WRITTEN INSTRUCTION: Locate all lines in the data below that hold "Output" and show them.
** start TASK INPUT **
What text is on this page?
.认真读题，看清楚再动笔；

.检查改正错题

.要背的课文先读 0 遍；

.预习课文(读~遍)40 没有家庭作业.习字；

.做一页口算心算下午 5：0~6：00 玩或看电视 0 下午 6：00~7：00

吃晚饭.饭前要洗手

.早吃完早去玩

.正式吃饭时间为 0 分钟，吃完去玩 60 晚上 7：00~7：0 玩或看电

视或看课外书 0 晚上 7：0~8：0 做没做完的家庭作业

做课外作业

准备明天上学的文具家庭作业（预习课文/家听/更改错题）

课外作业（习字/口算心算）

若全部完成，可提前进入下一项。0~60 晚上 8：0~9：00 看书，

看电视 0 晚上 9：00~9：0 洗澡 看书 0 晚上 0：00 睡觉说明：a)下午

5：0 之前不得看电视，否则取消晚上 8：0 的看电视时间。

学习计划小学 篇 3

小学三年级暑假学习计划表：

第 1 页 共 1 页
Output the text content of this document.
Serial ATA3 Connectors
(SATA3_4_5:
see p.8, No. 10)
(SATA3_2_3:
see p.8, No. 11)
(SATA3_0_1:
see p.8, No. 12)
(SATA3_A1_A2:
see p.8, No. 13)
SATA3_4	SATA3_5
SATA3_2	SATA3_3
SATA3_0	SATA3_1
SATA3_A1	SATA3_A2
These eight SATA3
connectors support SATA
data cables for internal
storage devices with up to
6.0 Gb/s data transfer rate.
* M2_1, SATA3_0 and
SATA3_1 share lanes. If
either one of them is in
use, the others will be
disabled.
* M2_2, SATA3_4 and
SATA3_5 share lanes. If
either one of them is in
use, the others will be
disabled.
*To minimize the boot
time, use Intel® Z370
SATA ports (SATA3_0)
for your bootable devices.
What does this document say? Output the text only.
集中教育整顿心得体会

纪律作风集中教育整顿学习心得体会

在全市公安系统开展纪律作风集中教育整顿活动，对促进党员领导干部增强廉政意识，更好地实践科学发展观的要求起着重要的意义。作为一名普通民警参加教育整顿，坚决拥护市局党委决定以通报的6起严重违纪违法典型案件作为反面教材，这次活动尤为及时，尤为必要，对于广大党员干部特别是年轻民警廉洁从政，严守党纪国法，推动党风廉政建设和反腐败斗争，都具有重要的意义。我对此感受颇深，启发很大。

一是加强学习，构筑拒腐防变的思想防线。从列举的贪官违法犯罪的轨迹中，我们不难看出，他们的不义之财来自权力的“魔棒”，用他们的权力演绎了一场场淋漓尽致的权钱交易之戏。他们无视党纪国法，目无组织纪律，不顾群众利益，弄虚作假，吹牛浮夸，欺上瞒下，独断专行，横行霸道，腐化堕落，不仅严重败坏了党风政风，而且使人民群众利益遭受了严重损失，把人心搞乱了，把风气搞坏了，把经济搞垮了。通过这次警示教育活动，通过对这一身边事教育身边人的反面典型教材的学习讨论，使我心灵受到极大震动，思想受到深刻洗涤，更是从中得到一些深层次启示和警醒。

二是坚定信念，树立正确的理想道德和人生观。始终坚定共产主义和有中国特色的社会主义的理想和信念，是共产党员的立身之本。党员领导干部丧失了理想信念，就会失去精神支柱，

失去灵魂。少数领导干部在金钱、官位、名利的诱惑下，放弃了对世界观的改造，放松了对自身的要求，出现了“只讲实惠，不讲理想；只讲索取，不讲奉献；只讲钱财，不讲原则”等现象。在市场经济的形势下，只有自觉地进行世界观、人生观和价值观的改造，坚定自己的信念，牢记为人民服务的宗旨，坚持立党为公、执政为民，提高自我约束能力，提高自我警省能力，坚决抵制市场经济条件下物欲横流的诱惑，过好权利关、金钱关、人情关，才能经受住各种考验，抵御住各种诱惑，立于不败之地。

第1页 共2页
** end TASK INPUT **
PROBLEM SOLUTION:
Output the text content of this document.
What does this document say? Output the text only.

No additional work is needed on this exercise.